— start —

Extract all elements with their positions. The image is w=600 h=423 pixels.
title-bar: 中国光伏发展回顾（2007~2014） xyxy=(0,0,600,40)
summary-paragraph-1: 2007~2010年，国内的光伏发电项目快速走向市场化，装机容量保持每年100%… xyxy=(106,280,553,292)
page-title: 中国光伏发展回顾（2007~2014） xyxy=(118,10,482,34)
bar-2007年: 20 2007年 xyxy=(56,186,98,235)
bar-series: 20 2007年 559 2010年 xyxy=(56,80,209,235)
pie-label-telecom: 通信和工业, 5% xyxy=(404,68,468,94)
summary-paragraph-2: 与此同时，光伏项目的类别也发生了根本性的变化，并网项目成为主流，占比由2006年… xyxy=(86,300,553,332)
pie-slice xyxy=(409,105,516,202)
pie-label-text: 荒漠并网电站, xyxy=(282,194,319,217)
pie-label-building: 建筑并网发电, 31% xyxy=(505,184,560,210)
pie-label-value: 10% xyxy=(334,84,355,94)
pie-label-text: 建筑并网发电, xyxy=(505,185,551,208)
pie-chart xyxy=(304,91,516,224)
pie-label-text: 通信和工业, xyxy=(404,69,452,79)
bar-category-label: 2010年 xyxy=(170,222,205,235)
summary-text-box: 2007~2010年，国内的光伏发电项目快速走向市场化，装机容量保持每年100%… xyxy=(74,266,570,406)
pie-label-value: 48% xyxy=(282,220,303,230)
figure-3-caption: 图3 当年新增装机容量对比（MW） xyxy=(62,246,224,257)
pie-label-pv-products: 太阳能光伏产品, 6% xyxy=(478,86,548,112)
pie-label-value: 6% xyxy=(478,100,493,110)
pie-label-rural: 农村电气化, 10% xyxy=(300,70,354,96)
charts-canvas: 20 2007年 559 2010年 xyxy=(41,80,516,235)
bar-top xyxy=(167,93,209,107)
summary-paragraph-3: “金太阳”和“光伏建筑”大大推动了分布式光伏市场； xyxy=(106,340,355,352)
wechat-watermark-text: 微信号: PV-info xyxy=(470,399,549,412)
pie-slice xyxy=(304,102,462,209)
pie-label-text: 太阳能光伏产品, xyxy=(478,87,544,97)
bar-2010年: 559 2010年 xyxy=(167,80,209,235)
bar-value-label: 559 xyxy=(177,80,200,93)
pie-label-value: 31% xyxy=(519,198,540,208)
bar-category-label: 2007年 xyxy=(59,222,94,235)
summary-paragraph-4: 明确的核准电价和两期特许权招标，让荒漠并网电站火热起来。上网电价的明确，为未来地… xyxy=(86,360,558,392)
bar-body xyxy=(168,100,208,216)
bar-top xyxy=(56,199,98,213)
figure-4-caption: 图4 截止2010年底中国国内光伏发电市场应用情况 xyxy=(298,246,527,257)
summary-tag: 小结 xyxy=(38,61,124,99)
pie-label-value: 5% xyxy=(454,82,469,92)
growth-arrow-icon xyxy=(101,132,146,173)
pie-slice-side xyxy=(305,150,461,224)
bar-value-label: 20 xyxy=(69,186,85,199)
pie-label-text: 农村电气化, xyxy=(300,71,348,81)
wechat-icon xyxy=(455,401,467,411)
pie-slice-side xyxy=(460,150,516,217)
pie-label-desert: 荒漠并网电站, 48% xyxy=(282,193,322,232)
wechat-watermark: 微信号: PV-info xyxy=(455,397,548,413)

— end —

Task to carry out: Pull out every line of the listing above that contains the string "太阳能光伏产品", treating uppercase and lowercase as different.

Task result:
pie-label-pv-products: 太阳能光伏产品, 6% xyxy=(478,86,548,112)
pie-label-text: 太阳能光伏产品, xyxy=(478,87,544,97)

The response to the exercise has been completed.